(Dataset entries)
= = = = =

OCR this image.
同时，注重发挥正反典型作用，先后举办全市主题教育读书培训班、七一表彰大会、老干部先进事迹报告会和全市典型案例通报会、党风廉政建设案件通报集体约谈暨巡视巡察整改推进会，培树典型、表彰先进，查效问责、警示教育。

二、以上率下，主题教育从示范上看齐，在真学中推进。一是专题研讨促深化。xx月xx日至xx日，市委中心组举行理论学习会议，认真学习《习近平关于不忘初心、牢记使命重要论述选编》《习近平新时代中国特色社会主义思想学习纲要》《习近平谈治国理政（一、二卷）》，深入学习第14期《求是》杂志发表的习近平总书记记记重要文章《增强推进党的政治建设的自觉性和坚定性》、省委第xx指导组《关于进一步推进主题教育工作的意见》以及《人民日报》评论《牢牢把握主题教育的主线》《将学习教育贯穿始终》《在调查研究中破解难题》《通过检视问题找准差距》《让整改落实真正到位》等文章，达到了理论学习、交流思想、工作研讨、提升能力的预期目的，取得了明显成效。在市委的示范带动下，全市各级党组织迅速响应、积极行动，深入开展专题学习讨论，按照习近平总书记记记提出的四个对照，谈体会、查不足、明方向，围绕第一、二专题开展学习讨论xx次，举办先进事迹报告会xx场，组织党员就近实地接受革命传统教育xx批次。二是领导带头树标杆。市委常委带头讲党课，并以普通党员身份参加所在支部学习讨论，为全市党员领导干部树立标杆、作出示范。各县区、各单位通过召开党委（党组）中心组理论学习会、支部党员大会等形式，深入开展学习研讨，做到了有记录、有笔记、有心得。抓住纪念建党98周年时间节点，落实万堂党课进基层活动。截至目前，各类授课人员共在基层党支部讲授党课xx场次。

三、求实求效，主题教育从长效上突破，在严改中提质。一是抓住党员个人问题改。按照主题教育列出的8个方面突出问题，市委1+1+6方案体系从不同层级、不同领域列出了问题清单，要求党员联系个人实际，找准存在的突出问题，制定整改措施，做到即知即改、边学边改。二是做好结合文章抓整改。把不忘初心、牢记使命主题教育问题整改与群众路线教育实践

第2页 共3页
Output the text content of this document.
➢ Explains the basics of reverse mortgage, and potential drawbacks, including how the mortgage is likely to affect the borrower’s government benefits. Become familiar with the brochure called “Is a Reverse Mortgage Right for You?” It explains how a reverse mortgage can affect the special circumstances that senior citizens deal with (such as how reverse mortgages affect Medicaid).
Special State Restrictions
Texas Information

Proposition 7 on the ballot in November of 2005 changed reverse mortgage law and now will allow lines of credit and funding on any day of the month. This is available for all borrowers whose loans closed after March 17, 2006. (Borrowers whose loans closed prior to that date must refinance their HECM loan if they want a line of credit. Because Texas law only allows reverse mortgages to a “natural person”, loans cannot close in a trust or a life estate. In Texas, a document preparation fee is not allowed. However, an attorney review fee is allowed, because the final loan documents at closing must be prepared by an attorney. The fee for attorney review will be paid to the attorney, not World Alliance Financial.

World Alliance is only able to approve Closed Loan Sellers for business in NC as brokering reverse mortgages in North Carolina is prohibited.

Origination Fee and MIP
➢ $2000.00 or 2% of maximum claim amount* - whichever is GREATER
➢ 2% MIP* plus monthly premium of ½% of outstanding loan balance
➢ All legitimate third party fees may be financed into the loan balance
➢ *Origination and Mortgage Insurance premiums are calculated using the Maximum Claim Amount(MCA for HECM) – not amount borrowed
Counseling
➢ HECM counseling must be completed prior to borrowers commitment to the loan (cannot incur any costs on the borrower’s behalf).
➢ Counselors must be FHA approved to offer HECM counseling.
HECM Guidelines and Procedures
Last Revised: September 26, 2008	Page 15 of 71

= = = = =

[PROMPT] Restate the whole of the material exactly.

[CORRECT ANSWER]
OCR this image.
同时，注重发挥正反典型作用，先后举办全市主题教育读书培训班、七一表彰大会、老干部先进事迹报告会和全市典型案例通报会、党风廉政建设案件通报集体约谈暨巡视巡察整改推进会，培树典型、表彰先进，查效问责、警示教育。

二、以上率下，主题教育从示范上看齐，在真学中推进。一是专题研讨促深化。xx月xx日至xx日，市委中心组举行理论学习会议，认真学习《习近平关于不忘初心、牢记使命重要论述选编》《习近平新时代中国特色社会主义思想学习纲要》《习近平谈治国理政（一、二卷）》，深入学习第14期《求是》杂志发表的习近平总书记记记重要文章《增强推进党的政治建设的自觉性和坚定性》、省委第xx指导组《关于进一步推进主题教育工作的意见》以及《人民日报》评论《牢牢把握主题教育的主线》《将学习教育贯穿始终》《在调查研究中破解难题》《通过检视问题找准差距》《让整改落实真正到位》等文章，达到了理论学习、交流思想、工作研讨、提升能力的预期目的，取得了明显成效。在市委的示范带动下，全市各级党组织迅速响应、积极行动，深入开展专题学习讨论，按照习近平总书记记记提出的四个对照，谈体会、查不足、明方向，围绕第一、二专题开展学习讨论xx次，举办先进事迹报告会xx场，组织党员就近实地接受革命传统教育xx批次。二是领导带头树标杆。市委常委带头讲党课，并以普通党员身份参加所在支部学习讨论，为全市党员领导干部树立标杆、作出示范。各县区、各单位通过召开党委（党组）中心组理论学习会、支部党员大会等形式，深入开展学习研讨，做到了有记录、有笔记、有心得。抓住纪念建党98周年时间节点，落实万堂党课进基层活动。截至目前，各类授课人员共在基层党支部讲授党课xx场次。

三、求实求效，主题教育从长效上突破，在严改中提质。一是抓住党员个人问题改。按照主题教育列出的8个方面突出问题，市委1+1+6方案体系从不同层级、不同领域列出了问题清单，要求党员联系个人实际，找准存在的突出问题，制定整改措施，做到即知即改、边学边改。二是做好结合文章抓整改。把不忘初心、牢记使命主题教育问题整改与群众路线教育实践

第2页 共3页
Output the text content of this document.
➢ Explains the basics of reverse mortgage, and potential drawbacks, including how the mortgage is likely to affect the borrower’s government benefits. Become familiar with the brochure called “Is a Reverse Mortgage Right for You?” It explains how a reverse mortgage can affect the special circumstances that senior citizens deal with (such as how reverse mortgages affect Medicaid).
Special State Restrictions
Texas Information

Proposition 7 on the ballot in November of 2005 changed reverse mortgage law and now will allow lines of credit and funding on any day of the month. This is available for all borrowers whose loans closed after March 17, 2006. (Borrowers whose loans closed prior to that date must refinance their HECM loan if they want a line of credit. Because Texas law only allows reverse mortgages to a “natural person”, loans cannot close in a trust or a life estate. In Texas, a document preparation fee is not allowed. However, an attorney review fee is allowed, because the final loan documents at closing must be prepared by an attorney. The fee for attorney review will be paid to the attorney, not World Alliance Financial.

World Alliance is only able to approve Closed Loan Sellers for business in NC as brokering reverse mortgages in North Carolina is prohibited.

Origination Fee and MIP
➢ $2000.00 or 2% of maximum claim amount* - whichever is GREATER
➢ 2% MIP* plus monthly premium of ½% of outstanding loan balance
➢ All legitimate third party fees may be financed into the loan balance
➢ *Origination and Mortgage Insurance premiums are calculated using the Maximum Claim Amount(MCA for HECM) – not amount borrowed
Counseling
➢ HECM counseling must be completed prior to borrowers commitment to the loan (cannot incur any costs on the borrower’s behalf).
➢ Counselors must be FHA approved to offer HECM counseling.
HECM Guidelines and Procedures
Last Revised: September 26, 2008	Page 15 of 71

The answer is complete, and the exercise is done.